— START OF Raw data —

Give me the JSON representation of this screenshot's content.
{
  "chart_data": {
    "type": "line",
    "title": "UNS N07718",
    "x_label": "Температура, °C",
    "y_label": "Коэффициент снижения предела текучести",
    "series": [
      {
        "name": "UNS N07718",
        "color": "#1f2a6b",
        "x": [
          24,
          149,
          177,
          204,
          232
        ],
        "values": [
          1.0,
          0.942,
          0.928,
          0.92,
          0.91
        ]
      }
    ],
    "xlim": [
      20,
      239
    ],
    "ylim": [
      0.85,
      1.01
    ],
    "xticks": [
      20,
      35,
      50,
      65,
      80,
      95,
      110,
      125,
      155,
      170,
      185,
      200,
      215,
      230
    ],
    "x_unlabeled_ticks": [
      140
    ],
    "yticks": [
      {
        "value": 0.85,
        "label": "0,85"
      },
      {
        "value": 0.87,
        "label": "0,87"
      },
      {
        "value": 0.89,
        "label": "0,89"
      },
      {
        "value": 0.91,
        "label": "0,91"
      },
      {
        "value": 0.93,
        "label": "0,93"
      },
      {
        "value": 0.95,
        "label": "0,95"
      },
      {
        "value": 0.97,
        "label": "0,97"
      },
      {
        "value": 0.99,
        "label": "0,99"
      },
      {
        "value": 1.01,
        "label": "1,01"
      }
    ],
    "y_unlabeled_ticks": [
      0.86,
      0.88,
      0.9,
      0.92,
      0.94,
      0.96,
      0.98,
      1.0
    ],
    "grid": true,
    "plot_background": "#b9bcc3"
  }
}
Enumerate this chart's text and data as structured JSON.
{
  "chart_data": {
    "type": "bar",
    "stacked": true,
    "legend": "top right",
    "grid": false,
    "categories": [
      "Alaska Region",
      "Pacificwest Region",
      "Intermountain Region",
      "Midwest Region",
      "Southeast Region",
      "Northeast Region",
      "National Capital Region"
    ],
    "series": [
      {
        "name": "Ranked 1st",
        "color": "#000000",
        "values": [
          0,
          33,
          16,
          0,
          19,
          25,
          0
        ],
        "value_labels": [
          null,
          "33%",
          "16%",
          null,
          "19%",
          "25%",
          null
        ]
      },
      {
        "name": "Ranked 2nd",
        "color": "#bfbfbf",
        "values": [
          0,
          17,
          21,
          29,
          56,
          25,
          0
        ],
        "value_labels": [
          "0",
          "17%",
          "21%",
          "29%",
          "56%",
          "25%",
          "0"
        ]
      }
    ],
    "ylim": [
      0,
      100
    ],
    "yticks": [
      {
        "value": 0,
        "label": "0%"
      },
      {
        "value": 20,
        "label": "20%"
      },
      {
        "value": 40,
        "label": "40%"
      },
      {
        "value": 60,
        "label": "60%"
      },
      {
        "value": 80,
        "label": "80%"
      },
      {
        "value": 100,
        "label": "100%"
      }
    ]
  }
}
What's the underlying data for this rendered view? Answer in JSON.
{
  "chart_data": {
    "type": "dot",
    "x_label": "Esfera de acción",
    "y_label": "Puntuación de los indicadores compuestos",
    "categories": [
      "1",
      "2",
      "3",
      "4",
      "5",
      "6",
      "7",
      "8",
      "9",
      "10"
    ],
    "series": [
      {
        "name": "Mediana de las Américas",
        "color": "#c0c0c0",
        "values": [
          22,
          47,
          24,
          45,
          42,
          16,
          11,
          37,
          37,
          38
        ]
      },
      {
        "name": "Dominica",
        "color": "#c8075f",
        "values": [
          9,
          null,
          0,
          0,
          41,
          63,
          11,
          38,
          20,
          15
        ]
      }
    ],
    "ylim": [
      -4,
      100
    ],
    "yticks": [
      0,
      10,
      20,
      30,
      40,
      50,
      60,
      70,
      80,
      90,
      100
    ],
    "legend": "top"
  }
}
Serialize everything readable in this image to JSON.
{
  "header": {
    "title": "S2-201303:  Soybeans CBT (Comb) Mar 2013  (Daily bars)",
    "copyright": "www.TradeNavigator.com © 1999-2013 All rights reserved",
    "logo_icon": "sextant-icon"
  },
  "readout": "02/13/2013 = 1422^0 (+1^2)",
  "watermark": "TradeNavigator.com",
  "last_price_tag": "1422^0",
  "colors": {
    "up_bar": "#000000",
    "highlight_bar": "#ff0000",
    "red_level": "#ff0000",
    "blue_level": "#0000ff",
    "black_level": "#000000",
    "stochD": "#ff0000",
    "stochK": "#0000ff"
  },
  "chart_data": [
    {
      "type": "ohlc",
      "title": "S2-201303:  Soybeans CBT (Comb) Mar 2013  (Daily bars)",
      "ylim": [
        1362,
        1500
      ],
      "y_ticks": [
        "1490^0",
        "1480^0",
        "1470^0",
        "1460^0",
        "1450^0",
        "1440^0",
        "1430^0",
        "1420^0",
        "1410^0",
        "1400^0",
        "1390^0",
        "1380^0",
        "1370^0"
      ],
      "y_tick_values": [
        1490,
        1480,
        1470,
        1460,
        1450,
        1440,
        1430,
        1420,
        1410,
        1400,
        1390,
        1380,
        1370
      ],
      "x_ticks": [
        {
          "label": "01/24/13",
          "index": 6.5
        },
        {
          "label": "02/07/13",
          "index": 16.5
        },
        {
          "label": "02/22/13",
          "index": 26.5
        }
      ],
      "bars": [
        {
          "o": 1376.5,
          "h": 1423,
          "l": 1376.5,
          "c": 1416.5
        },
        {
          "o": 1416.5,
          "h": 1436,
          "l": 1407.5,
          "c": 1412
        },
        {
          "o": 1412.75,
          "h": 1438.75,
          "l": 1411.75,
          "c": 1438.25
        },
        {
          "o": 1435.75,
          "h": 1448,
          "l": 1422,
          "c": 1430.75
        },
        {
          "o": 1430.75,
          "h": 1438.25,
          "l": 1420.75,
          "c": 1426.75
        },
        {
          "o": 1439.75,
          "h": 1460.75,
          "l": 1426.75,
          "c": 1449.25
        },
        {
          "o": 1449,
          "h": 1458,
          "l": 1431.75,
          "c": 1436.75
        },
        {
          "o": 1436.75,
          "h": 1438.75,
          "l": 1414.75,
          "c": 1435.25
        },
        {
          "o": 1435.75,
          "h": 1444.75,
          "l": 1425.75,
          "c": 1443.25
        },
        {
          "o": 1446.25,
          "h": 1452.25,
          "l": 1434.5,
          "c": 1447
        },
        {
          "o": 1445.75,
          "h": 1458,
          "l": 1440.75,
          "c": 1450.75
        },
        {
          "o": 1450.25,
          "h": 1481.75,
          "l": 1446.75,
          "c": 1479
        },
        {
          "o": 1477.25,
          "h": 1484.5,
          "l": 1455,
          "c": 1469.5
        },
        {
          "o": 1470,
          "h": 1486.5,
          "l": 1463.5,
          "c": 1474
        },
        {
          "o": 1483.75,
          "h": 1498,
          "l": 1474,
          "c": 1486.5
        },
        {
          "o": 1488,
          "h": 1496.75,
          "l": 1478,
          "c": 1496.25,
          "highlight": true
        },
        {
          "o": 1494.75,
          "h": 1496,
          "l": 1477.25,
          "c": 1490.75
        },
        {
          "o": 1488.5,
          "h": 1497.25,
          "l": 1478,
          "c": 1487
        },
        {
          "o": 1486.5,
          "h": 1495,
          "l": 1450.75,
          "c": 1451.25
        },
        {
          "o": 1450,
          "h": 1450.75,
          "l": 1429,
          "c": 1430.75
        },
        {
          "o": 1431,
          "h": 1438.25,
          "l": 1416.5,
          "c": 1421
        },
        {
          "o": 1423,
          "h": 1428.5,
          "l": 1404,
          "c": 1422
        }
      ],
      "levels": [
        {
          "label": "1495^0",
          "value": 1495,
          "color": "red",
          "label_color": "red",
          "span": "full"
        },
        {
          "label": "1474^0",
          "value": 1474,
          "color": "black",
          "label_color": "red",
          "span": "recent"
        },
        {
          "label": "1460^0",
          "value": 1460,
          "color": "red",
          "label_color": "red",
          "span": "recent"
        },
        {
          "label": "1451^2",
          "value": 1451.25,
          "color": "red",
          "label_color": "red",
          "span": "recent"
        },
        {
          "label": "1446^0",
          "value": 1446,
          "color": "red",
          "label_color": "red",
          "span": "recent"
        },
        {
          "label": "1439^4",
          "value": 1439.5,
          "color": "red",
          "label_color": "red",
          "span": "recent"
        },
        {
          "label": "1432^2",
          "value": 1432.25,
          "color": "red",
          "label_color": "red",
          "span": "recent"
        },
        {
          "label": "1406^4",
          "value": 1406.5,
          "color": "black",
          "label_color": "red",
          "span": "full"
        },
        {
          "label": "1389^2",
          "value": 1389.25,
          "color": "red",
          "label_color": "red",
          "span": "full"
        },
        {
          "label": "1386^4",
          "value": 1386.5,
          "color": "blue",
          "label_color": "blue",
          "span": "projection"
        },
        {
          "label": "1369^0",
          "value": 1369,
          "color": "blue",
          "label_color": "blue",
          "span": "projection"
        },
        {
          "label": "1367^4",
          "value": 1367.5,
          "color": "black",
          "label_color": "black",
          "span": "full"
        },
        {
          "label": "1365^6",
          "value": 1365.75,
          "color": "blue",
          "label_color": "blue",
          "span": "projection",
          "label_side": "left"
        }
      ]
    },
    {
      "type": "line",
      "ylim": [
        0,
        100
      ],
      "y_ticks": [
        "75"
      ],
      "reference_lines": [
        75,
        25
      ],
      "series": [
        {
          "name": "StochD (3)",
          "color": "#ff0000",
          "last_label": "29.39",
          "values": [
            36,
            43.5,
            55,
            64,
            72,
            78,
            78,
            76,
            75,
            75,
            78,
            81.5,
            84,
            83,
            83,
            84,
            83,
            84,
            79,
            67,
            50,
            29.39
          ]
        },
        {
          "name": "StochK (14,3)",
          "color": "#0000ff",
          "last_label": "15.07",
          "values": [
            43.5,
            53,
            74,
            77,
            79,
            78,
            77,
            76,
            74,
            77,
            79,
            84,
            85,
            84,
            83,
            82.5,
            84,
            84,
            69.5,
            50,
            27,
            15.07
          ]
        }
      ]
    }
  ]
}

— END OF Raw data —

What is being asked.
Check each line above for the string "Comb" and show the ones that have it.

Result for this task.
    "title": "S2-201303:  Soybeans CBT (Comb) Mar 2013  (Daily bars)",
      "title": "S2-201303:  Soybeans CBT (Comb) Mar 2013  (Daily bars)",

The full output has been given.